[ФРАГМЕНТ ТЕКСТА]
┏━━

Первые месяцы своей службы в полку капрал Суворов явно прожил в полковой слободе, в одной из связей, но после того, как освоился со строевой службой, решил воспользоваться своим правом дворянина жить вне полковой стоянки. Сохранился приказ по полку от 6 сентября 1748 г., в котором сказано, что он

«просит, чтоб позволено было ему жить в лейб-гвардии Преображенском полку, в 10-й роте, в офицерском доме, с дядею его родным реченного полку с господином капитан-поручиком Александром Суворовым же, того ради вышеописанному капралу Суворову со оным дядею его родным <…> жить дозволяется»[63].

Территория, которую занимали связи 10-й роты преображенцев, располагалась тогда между современными улицей Восстания и Суворовским проспектом, отсюда практически ежедневно отправлялся юный капрал в Семеновскую полковую слободу к месту службы.

В то время солдат-дворянин мог пользоваться привилегиями и служить с комфортом, немыслимым для солдата-рекрута. Вот свидетельство одного из многих полковых приказов:

«Ниже писанных рот солдат, а именно: 2-й роты князь Антона Стокасимова, Иева Казимерова <…> и других <…> как на караулы, так и на работы до приказу не посылать, понеже оные, вместо себя, дали людей своих в полковую работу для зженья уголья; того ради оных людей прислать сего числа пополудни во 2 часу на полковой двор…»[64]

Вообще, каждый солдат-дворянин имел при себе дворовых, «у некоторых их было столько, что даже при походах в Москву они брали с собою по 15–16 человек дворни»[65]. Были, как мы помним, дворовые и у Александра Суворова. Один из них, Ефим Иванов, был грамотен, а другой, Сидор Яковлев, «прославился» тем, что пристрастился к пьянству и ударился в бега, украв у хозяина два рубля, — по тем временам деньги немалые.

┗━━

[ЗАДАНИЯ]
• a. С кем, согласно фрагменту о службе капрала Суворова, ему разрешили жить в офицерском доме 10-й роты?
• b. Напишите продолжение фрагмента о службе капрала Суворова, начиная сразу после его последнего предложения.
Приведённые далее материалы с фрагментом о службе капрала Суворова никак не связаны.

[ИСХОДНЫЕ ДАННЫЕ]
┏━━

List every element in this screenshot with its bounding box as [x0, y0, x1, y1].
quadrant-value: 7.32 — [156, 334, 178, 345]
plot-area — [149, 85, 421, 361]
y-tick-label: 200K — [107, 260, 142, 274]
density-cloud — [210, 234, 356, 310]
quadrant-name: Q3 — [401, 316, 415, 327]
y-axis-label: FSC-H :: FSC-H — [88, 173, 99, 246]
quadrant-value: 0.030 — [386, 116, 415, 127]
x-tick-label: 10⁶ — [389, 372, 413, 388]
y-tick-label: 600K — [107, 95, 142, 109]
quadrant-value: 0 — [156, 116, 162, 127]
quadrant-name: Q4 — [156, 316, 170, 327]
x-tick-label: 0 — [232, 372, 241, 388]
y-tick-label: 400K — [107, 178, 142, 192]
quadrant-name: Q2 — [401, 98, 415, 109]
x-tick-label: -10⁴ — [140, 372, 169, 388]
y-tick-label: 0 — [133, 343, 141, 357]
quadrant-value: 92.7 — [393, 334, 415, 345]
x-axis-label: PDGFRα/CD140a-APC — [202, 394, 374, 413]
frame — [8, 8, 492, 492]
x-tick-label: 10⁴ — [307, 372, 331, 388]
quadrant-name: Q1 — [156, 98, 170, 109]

┗━━

[ОТВЕТЫ К ЗАДАНИЯМ]
• a. С родным дядей, капитан-поручиком Александром Суворовым.

• b.
Домашние неурядицы, конечно, неприятны, но все это было не суть. Главной была служба. Он должен был постигнуть все премудрости строевой подготовки, искусство владения мушкетом, усовершенствоваться в фехтовании, научиться строго нести караульную службу и, наконец, уметь руководить своим капральством и обучиться этому по уставу. Звание и должность капрала налагали на него целый ряд обязанностей, четко сформулированных Петром I в «Уставе воинском»:

«Капралу подобает о всех своих солдатах, по утру и вечеру, известну быти, и будет кто из них по злому житию склониться, таких должен остерегать и всячески возбранять и отнюдь не позволять в карты и прочими зернами играть; и буде кто ему не послушен явится, подобает ему о том сержанту сказывать. Он стоит у своего капральства на передней шеренге на правой стороне»[66].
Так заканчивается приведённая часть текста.